━━━ Supplied records

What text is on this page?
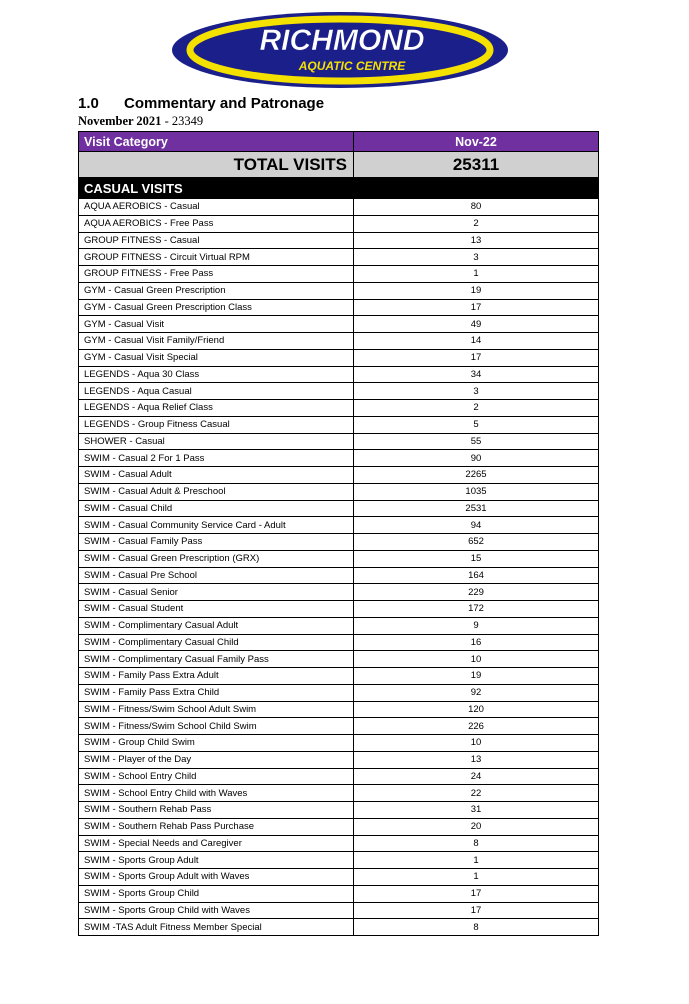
RICHMOND
AQUATIC CENTRE
1.0 Commentary and Patronage
November 2021 - 23349
Visit Category	Nov-22
TOTAL VISITS	25311
CASUAL VISITS	
AQUA AEROBICS - Casual	80
AQUA AEROBICS - Free Pass	2
GROUP FITNESS - Casual	13
GROUP FITNESS - Circuit Virtual RPM	3
GROUP FITNESS - Free Pass	1
GYM - Casual Green Prescription	19
GYM - Casual Green Prescription Class	17
GYM - Casual Visit	49
GYM - Casual Visit Family/Friend	14
GYM - Casual Visit Special	17
LEGENDS - Aqua 30 Class	34
LEGENDS - Aqua Casual	3
LEGENDS - Aqua Relief Class	2
LEGENDS - Group Fitness Casual	5
SHOWER - Casual	55
SWIM - Casual 2 For 1 Pass	90
SWIM - Casual Adult	2265
SWIM - Casual Adult & Preschool	1035
SWIM - Casual Child	2531
SWIM - Casual Community Service Card - Adult	94
SWIM - Casual Family Pass	652
SWIM - Casual Green Prescription (GRX)	15
SWIM - Casual Pre School	164
SWIM - Casual Senior	229
SWIM - Casual Student	172
SWIM - Complimentary Casual Adult	9
SWIM - Complimentary Casual Child	16
SWIM - Complimentary Casual Family Pass	10
SWIM - Family Pass Extra Adult	19
SWIM - Family Pass Extra Child	92
SWIM - Fitness/Swim School Adult Swim	120
SWIM - Fitness/Swim School Child Swim	226
SWIM - Group Child Swim	10
SWIM - Player of the Day	13
SWIM - School Entry Child	24
SWIM - School Entry Child with Waves	22
SWIM - Southern Rehab Pass	31
SWIM - Southern Rehab Pass Purchase	20
SWIM - Special Needs and Caregiver	8
SWIM - Sports Group Adult	1
SWIM - Sports Group Adult with Waves	1
SWIM - Sports Group Child	17
SWIM - Sports Group Child with Waves	17
SWIM -TAS Adult Fitness Member Special	8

━━━━━━

**What you have to do**
Reproduce each line exactly, please, except for any pictures.

**Solution below**
What text is on this page?
RICHMOND
AQUATIC CENTRE
1.0 Commentary and Patronage
November 2021 - 23349
Visit Category	Nov-22
TOTAL VISITS	25311
CASUAL VISITS	
AQUA AEROBICS - Casual	80
AQUA AEROBICS - Free Pass	2
GROUP FITNESS - Casual	13
GROUP FITNESS - Circuit Virtual RPM	3
GROUP FITNESS - Free Pass	1
GYM - Casual Green Prescription	19
GYM - Casual Green Prescription Class	17
GYM - Casual Visit	49
GYM - Casual Visit Family/Friend	14
GYM - Casual Visit Special	17
LEGENDS - Aqua 30 Class	34
LEGENDS - Aqua Casual	3
LEGENDS - Aqua Relief Class	2
LEGENDS - Group Fitness Casual	5
SHOWER - Casual	55
SWIM - Casual 2 For 1 Pass	90
SWIM - Casual Adult	2265
SWIM - Casual Adult & Preschool	1035
SWIM - Casual Child	2531
SWIM - Casual Community Service Card - Adult	94
SWIM - Casual Family Pass	652
SWIM - Casual Green Prescription (GRX)	15
SWIM - Casual Pre School	164
SWIM - Casual Senior	229
SWIM - Casual Student	172
SWIM - Complimentary Casual Adult	9
SWIM - Complimentary Casual Child	16
SWIM - Complimentary Casual Family Pass	10
SWIM - Family Pass Extra Adult	19
SWIM - Family Pass Extra Child	92
SWIM - Fitness/Swim School Adult Swim	120
SWIM - Fitness/Swim School Child Swim	226
SWIM - Group Child Swim	10
SWIM - Player of the Day	13
SWIM - School Entry Child	24
SWIM - School Entry Child with Waves	22
SWIM - Southern Rehab Pass	31
SWIM - Southern Rehab Pass Purchase	20
SWIM - Special Needs and Caregiver	8
SWIM - Sports Group Adult	1
SWIM - Sports Group Adult with Waves	1
SWIM - Sports Group Child	17
SWIM - Sports Group Child with Waves	17
SWIM -TAS Adult Fitness Member Special	8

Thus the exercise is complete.